_EXERCISE GOAL_
Would you extract the whole listing below and retype it exactly?

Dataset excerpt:

--- start ---

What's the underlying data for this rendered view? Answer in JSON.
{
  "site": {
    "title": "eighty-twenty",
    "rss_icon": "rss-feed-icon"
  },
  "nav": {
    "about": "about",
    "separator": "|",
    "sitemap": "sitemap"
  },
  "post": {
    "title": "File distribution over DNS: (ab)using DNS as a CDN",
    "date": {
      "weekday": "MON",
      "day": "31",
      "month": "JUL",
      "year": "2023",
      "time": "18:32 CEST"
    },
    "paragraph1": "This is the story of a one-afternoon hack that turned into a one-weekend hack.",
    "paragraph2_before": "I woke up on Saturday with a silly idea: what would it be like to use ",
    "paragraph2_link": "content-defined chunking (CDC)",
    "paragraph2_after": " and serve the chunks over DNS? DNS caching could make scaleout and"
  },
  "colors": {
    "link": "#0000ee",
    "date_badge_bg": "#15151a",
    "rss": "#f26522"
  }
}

--- end ---

_SOLUTION BELOW_
What's the underlying data for this rendered view? Answer in JSON.
{
  "site": {
    "title": "eighty-twenty",
    "rss_icon": "rss-feed-icon"
  },
  "nav": {
    "about": "about",
    "separator": "|",
    "sitemap": "sitemap"
  },
  "post": {
    "title": "File distribution over DNS: (ab)using DNS as a CDN",
    "date": {
      "weekday": "MON",
      "day": "31",
      "month": "JUL",
      "year": "2023",
      "time": "18:32 CEST"
    },
    "paragraph1": "This is the story of a one-afternoon hack that turned into a one-weekend hack.",
    "paragraph2_before": "I woke up on Saturday with a silly idea: what would it be like to use ",
    "paragraph2_link": "content-defined chunking (CDC)",
    "paragraph2_after": " and serve the chunks over DNS? DNS caching could make scaleout and"
  },
  "colors": {
    "link": "#0000ee",
    "date_badge_bg": "#15151a",
    "rss": "#f26522"
  }
}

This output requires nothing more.